Objectives.
- A) In the Rodriguez-Ramirez appeal opinion, which district judge presided over the case in the lower court?
- B) Pick up the Rodriguez-Ramirez appeal opinion right after its final sentence and carry it forward.

Text segment.
+-------+
United States v. Rodriguez-Ramirez
This text of United States v. Rodriguez-Ramirez (United States v. Rodriguez-Ramirez) is published on Counsel Stack Legal Research, covering Court of Appeals for the Ninth Circuit primary law. Counsel Stack provides free access to over 12 million legal documents including statutes, case law, regulations, and constitutions.
Opinion
FILED NOT FOR PUBLICATION DEC 14 2018 UNITED STATES COURT OF APPEALS MOLLY C. DWYER, CLERK U.S. COURT OF APPEALS
FOR THE NINTH CIRCUIT
UNITED STATES OF AMERICA, No. 17-50307
Plaintiff-Appellee, D.C. No. 2:99-cr-01274-PA-19 v.
HECTOR RODRIGUEZ-RAMIREZ, MEMORANDUM*
Defendant-Appellant.
Appeal from the United States District Court for the Central District of California Ronald S.W. Lew, District Judge, Presiding
Argued and Submitted December 3, 2018 Pasadena, California
Before: TASHIMA and IKUTA, Circuit Judges, and KENNELLY,** District Judge.
Hector Rodriguez-Ramirez appeals the district court’s denial of his motion
for a sentence reduction under 18 U.S.C. § 3582(c)(2). We affirm.
+-------+
Supplied information.
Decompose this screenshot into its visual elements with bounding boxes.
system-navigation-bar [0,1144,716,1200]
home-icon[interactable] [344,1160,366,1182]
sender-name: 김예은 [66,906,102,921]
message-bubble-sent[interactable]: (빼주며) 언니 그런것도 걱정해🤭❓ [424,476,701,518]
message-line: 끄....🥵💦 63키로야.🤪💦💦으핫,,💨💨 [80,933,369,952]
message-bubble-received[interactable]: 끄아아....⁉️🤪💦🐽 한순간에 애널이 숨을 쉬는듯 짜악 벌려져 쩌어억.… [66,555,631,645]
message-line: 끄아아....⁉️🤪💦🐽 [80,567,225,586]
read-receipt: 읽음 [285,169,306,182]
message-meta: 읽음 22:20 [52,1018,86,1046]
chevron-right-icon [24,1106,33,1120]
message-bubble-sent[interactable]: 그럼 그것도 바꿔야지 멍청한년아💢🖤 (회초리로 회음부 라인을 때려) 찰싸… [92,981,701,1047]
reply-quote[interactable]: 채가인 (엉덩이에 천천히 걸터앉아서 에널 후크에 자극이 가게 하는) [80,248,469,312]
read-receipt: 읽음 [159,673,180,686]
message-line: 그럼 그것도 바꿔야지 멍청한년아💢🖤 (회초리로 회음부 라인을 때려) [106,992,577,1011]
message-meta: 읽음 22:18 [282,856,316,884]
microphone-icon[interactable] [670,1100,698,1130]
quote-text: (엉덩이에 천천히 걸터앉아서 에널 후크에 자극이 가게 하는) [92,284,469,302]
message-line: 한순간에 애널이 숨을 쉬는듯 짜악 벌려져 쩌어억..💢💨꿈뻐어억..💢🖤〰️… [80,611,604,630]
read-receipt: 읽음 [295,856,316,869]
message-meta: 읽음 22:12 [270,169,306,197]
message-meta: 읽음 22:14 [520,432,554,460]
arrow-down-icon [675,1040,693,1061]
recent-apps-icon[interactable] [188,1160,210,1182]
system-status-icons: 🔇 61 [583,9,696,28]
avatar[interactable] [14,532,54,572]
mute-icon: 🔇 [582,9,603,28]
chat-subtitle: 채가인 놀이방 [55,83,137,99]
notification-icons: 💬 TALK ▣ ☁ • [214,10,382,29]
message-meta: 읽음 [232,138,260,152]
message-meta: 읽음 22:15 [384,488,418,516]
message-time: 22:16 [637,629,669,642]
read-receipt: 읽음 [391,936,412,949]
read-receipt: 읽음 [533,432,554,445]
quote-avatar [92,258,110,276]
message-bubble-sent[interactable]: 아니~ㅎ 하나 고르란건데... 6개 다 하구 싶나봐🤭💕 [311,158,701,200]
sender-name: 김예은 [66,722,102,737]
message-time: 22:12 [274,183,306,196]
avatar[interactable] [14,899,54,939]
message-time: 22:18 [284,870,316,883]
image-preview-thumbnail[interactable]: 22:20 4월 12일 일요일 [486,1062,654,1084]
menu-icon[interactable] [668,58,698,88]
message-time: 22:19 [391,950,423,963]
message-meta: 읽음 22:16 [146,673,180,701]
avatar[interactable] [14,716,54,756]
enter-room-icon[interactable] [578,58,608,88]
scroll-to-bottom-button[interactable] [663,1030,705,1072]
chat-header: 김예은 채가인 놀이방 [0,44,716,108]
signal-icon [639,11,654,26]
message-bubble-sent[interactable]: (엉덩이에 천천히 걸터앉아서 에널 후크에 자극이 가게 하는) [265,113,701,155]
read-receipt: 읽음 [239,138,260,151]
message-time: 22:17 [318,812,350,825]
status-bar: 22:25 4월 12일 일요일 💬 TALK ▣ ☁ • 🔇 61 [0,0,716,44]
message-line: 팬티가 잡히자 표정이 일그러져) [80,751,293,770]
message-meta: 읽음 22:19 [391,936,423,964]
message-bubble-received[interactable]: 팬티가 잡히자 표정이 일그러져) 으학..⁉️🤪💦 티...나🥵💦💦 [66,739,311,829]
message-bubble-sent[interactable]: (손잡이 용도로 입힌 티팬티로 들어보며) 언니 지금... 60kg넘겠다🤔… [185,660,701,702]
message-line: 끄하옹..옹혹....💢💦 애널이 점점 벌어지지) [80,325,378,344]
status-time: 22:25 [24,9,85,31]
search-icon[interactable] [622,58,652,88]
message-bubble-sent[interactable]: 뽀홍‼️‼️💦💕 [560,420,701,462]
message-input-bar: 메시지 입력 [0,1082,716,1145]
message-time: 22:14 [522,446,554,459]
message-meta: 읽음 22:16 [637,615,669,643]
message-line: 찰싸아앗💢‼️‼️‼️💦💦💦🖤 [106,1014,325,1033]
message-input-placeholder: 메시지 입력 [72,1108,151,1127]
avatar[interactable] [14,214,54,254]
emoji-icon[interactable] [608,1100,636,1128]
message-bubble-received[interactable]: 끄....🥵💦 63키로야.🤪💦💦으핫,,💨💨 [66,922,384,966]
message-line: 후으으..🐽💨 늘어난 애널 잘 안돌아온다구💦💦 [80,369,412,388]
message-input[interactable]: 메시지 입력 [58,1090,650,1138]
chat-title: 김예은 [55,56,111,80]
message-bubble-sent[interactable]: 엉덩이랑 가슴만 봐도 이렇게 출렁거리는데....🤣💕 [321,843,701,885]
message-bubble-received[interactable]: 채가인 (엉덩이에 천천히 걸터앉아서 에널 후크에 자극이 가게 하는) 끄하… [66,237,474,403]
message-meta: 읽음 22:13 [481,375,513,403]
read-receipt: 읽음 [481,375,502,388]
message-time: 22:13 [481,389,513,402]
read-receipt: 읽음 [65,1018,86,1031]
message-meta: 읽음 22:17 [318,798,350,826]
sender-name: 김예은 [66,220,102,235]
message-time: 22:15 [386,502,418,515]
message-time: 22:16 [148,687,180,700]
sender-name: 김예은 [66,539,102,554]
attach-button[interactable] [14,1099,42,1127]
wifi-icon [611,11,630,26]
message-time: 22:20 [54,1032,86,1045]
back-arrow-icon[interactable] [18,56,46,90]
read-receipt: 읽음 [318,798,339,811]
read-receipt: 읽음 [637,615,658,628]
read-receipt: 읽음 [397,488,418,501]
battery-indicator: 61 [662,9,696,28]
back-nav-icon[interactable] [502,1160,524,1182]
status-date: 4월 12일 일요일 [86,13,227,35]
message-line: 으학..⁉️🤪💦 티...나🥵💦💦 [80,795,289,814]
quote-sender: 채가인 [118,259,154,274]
+-------+
Answers by task.
- A) Ronald S.W. Lew

- B)
* This disposition is not appropriate for publication and is not precedent except as provided by Ninth Circuit Rule 36-3. ** The Honorable Matthew F. Kennelly, United States District Judge for the Northern District of Illinois, sitting by designation. The district court did not err in calculating Rodriguez-Ramirez’s amended
guidelines range. Consistent with § 1B1.10(b)(1) of the U.S. Sentencing
Guidelines, the court correctly substituted the new base offense level of 32 (which
was applicable to Rodriguez-Ramirez’s offense under the amended § 2D1.1(c) of
the guidelines) in place of the prior base offense level of 38, and then applied the
grouping rules under §§ 3D1.3 and 3D1.4 to arrive at a combined adjusted offense
level of 34. See United States v. Waters, 648 F.3d 1114, 1117–18 (9th Cir. 2011);
see also United States v. Leniear, 574 F.3d 668, 673 (9th Cir. 2009). The court
then correctly applied the three level adjustment for acceptance of responsibility to
arrive at a total offense level of 31, resulting in a guidelines range of 151 to 188
months, given Rodriguez-Ramirez’s criminal history category.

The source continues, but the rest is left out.